▶ [Set problem a]:
Answer these questions using the forum reply on MySQL semi-join optimization:
(i) In which MySQL version were the semijoin optimizations introduced?
(ii) Which duplicate-removal strategy uses an existing index and skips subsequent identical values?
(iii) Which strategy will probably be used when the subquery's result set is much larger than the number of candidate rows from the outer query?

▶ [Source excerpt]:
══════════════════════════════
Hi Rick,
The optimization of IN-expression that I am talking about is the semijoin optimzations introduced MySQL 5.6. See:
Manual:
http://dev.mysql.com/doc/refman/5.7/en/subquery-optimization.html
Blog:
http://roylyseng.blogspot.co.uk/2012/04/semi-join-in-mysql-56.html
The basic idea of semi-join is to convert the IN-expression into an inner join with some additional logic to remove duplicates. (Duplicates will appear when there are multiple matches in the result set of a subquery for a row of the outer query.) The main advantage of the conversion to join is that the optimizer will then be able to process the tables in any order; i.e., it is not restricted to process outer tables before the inner tables.
There are several strategies for removing duplicates. One of them, MaterializationLookup, will do as you describe and create indexed temporary tables for the query. Another one, LooseScan, will use an existing index and skip subsequent identical values to avoid duplicates.
For the queries where the result set of the subquery is much larger than the number of candidate rows from the outer query, the FirstMatch strategy will probably be used. AFAIU, this is the case with the query discussed in this thread. The FirstMatch is basically the same strategy as used pre-5.6. Hence, I do not expect performance to improve for this query if IN is used instead of EXISTS.
Øystein Grøvlen,
Senior Principal Software Engineer,
MySQL Group, Oracle,
Trondheim, Norway
══════════════════════════════
(Entries drawn from a collection)
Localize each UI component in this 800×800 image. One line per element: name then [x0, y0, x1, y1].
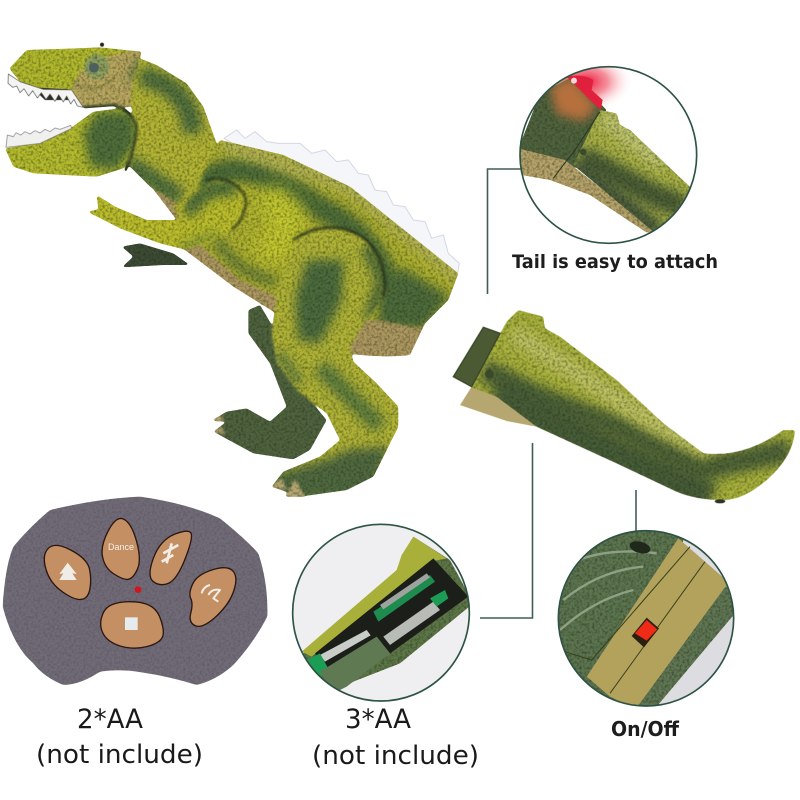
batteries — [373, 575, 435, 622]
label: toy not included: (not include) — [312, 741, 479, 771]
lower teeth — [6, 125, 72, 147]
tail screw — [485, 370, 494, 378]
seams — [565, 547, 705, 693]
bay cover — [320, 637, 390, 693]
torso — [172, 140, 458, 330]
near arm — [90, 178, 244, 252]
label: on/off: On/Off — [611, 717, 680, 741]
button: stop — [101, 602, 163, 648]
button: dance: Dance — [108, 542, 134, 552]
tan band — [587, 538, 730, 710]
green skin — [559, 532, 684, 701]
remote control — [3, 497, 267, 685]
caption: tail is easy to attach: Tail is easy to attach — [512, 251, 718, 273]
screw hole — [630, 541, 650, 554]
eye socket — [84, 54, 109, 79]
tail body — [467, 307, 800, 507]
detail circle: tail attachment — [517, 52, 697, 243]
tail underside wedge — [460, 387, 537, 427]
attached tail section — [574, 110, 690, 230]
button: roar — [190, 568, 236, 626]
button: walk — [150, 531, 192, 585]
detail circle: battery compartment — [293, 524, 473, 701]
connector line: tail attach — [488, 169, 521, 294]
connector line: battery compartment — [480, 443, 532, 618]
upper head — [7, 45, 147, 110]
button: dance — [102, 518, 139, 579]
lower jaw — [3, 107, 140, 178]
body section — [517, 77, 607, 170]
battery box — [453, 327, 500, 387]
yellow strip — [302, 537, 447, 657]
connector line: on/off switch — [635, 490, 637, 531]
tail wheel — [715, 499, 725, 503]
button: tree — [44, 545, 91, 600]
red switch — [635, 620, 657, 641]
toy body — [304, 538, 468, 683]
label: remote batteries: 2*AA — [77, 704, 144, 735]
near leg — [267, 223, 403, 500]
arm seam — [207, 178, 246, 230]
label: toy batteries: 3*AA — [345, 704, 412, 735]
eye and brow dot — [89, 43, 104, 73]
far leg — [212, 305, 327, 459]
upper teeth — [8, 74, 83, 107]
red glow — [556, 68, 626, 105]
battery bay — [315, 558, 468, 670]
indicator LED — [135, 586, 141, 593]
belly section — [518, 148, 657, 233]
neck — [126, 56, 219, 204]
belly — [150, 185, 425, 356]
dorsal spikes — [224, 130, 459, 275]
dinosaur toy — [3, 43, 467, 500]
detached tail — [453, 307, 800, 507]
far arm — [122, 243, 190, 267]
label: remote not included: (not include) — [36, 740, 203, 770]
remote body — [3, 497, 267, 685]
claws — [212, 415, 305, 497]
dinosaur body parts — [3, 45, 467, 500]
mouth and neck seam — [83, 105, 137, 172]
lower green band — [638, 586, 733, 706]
══════════════════════════════
▶ [Set problem b]: Please lay out the records as a numbered list, covering the stretch from the line containing "batteries — [373, 575, 435, 622]" through the line containing "tail underside wedge — [460, 387, 537, 427]" and leaving out blank lines.

▶ [Exercise output a]:
(i) MySQL 5.6
(ii) LooseScan
(iii) FirstMatch

▶ [Exercise output b]:
1. batteries — [373, 575, 435, 622]
2. label: toy not included: (not include) — [312, 741, 479, 771]
3. lower teeth — [6, 125, 72, 147]
4. tail screw — [485, 370, 494, 378]
5. seams — [565, 547, 705, 693]
6. bay cover — [320, 637, 390, 693]
7. torso — [172, 140, 458, 330]
8. near arm — [90, 178, 244, 252]
9. label: on/off: On/Off — [611, 717, 680, 741]
10. button: stop — [101, 602, 163, 648]
11. button: dance: Dance — [108, 542, 134, 552]
12. tan band — [587, 538, 730, 710]
13. green skin — [559, 532, 684, 701]
14. remote control — [3, 497, 267, 685]
15. caption: tail is easy to attach: Tail is easy to attach — [512, 251, 718, 273]
16. screw hole — [630, 541, 650, 554]
17. eye socket — [84, 54, 109, 79]
18. tail body — [467, 307, 800, 507]
19. detail circle: tail attachment — [517, 52, 697, 243]
20. tail underside wedge — [460, 387, 537, 427]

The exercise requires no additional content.